:: What the exercise asks ::
Wherever the word "structured" turns up in a line of the entries, copy that line.

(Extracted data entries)
'''

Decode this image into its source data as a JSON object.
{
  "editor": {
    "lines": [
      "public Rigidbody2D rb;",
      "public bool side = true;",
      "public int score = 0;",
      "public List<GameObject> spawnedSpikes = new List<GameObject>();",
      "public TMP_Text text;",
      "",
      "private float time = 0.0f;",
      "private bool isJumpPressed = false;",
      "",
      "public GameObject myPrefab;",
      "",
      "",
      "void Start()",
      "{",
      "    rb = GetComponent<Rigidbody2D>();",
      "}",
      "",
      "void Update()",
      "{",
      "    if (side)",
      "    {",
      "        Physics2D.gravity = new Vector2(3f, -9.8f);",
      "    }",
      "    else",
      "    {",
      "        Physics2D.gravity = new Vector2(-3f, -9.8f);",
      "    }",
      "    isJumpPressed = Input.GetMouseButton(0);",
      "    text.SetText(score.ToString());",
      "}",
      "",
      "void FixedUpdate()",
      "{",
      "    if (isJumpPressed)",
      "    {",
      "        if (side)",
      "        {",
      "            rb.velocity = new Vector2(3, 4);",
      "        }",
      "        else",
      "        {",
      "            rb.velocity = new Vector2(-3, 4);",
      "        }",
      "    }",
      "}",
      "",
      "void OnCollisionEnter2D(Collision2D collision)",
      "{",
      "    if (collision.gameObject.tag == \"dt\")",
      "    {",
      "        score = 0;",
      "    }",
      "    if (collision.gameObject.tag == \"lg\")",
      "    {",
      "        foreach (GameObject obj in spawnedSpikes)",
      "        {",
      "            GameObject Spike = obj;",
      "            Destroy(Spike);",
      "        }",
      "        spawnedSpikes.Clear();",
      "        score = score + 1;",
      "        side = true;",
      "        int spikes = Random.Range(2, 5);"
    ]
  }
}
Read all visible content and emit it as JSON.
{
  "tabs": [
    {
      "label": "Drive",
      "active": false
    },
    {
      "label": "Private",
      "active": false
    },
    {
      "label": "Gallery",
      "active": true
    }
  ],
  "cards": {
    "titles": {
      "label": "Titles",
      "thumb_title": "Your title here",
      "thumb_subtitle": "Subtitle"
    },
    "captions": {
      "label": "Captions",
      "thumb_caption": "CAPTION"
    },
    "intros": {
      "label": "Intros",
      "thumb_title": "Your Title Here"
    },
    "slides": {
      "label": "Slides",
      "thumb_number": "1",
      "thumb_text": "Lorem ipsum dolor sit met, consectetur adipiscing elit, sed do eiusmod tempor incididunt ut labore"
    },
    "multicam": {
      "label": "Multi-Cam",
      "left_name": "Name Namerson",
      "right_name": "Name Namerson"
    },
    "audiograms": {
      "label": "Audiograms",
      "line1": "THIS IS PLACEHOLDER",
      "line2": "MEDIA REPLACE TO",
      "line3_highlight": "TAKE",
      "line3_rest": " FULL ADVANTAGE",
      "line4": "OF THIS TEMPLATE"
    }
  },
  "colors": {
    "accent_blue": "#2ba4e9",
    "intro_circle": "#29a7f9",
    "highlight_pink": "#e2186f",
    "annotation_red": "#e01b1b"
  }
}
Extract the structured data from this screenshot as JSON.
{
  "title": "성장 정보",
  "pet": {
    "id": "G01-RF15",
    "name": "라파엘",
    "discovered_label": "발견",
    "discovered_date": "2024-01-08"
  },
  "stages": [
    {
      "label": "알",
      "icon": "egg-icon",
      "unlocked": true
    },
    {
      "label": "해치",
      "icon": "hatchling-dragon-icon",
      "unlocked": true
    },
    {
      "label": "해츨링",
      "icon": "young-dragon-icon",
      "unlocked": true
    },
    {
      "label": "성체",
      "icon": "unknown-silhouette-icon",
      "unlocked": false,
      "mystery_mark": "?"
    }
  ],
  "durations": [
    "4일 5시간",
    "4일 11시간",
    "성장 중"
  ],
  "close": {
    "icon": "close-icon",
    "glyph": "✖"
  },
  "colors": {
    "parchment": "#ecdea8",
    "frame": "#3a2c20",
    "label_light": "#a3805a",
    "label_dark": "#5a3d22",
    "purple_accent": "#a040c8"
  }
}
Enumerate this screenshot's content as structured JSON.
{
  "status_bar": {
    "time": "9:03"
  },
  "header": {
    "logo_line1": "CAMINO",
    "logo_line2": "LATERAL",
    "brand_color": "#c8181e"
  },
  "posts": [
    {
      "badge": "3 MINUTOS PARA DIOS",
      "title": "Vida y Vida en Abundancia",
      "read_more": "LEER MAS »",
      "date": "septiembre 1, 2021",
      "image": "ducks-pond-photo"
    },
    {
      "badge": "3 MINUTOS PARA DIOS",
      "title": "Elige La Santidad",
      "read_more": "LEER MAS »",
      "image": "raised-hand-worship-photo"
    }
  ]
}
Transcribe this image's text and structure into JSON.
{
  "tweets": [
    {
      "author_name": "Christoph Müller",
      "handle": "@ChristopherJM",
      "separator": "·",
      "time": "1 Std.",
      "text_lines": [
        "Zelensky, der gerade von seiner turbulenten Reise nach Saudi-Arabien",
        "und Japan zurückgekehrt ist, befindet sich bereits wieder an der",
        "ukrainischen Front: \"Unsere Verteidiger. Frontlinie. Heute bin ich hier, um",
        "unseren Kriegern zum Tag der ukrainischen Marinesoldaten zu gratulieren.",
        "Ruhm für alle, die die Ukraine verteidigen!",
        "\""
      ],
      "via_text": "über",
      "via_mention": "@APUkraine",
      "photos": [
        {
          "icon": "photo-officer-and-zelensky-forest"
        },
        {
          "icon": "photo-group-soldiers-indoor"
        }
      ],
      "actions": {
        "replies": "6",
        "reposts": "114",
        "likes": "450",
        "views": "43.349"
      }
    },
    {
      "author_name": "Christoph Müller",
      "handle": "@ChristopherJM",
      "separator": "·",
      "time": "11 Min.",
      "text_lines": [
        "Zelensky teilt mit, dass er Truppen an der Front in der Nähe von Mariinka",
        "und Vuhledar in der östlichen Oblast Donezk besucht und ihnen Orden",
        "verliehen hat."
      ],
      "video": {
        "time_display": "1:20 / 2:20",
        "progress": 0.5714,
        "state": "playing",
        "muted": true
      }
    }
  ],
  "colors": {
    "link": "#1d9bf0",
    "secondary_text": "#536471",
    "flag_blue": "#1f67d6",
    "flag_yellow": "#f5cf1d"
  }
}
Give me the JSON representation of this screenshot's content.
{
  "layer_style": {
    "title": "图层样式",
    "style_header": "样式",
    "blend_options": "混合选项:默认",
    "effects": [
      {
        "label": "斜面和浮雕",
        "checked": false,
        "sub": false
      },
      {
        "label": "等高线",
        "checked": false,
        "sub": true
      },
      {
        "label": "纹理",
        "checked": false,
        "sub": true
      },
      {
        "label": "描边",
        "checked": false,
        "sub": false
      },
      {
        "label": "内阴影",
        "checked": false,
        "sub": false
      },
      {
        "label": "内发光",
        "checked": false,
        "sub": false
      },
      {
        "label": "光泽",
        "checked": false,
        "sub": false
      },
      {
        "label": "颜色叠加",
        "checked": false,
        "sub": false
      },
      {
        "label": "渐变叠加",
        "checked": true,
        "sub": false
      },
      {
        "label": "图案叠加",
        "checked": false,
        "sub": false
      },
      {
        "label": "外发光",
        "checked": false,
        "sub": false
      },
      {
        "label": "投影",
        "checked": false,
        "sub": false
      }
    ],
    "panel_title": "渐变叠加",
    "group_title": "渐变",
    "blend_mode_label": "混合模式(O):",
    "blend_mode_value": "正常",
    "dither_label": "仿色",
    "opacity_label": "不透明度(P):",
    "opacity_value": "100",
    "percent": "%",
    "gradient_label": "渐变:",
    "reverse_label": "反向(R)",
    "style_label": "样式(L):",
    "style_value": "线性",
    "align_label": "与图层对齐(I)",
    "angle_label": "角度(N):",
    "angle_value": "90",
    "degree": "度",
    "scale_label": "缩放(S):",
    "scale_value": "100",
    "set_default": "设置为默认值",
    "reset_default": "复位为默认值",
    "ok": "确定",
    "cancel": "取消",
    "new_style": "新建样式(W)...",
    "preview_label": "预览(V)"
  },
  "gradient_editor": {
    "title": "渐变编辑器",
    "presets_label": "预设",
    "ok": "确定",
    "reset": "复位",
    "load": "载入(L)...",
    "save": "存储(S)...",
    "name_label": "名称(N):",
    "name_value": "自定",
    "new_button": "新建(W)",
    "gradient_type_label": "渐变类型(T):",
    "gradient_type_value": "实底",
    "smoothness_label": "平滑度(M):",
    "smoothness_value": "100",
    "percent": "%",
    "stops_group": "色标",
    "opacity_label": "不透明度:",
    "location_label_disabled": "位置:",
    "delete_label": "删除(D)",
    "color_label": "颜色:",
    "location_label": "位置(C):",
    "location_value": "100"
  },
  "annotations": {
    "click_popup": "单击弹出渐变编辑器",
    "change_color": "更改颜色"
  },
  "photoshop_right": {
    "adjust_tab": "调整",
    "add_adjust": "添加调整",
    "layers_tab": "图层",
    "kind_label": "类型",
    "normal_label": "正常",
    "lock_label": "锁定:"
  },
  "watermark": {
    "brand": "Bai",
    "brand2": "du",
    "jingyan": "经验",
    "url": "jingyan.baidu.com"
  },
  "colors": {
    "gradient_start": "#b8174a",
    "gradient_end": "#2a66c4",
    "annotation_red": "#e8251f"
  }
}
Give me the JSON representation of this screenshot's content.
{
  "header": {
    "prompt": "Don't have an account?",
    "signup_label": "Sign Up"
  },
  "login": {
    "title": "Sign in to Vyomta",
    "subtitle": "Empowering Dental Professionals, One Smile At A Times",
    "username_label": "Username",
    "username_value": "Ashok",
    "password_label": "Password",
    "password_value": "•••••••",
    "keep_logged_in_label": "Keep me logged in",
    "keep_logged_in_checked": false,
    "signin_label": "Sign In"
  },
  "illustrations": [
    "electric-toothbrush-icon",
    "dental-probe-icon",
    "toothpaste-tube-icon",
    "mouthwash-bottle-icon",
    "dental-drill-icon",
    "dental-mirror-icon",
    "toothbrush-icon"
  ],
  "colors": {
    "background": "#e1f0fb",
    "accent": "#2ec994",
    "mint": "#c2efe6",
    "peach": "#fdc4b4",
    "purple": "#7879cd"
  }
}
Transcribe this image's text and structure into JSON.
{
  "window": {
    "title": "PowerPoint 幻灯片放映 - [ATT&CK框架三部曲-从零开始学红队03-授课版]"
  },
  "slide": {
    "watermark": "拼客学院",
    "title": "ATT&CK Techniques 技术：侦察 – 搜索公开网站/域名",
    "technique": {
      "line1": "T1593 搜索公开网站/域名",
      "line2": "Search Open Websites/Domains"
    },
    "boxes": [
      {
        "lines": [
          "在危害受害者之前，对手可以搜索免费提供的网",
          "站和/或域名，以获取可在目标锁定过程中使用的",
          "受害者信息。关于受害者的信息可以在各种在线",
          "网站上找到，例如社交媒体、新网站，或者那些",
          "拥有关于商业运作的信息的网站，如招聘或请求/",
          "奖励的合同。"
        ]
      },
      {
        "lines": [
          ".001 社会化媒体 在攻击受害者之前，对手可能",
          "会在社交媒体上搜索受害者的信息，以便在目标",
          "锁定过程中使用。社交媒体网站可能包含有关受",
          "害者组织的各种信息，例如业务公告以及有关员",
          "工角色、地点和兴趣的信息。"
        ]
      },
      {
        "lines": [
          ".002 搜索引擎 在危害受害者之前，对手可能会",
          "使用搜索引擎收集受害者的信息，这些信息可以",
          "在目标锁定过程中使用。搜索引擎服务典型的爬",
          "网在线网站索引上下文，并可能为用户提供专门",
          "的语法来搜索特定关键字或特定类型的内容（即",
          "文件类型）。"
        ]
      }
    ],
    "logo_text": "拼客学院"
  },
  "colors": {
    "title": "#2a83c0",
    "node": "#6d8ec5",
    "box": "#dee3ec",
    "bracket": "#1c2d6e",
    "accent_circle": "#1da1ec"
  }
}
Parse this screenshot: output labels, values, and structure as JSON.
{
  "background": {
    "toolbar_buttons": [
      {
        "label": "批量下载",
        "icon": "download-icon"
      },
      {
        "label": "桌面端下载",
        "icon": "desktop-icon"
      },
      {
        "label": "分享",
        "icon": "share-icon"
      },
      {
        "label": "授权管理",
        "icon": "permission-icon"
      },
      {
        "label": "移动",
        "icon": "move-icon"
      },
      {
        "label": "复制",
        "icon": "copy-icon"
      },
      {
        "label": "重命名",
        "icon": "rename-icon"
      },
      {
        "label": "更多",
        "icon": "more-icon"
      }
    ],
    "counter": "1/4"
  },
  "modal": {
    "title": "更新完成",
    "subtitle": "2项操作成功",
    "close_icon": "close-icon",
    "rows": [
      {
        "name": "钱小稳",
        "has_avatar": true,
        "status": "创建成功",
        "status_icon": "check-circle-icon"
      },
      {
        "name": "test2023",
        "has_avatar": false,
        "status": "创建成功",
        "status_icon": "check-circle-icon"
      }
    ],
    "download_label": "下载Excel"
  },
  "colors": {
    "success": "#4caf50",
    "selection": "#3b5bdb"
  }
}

'''

:: Response ::
Extract the structured data from this screenshot as JSON.
Enumerate this screenshot's content as structured JSON.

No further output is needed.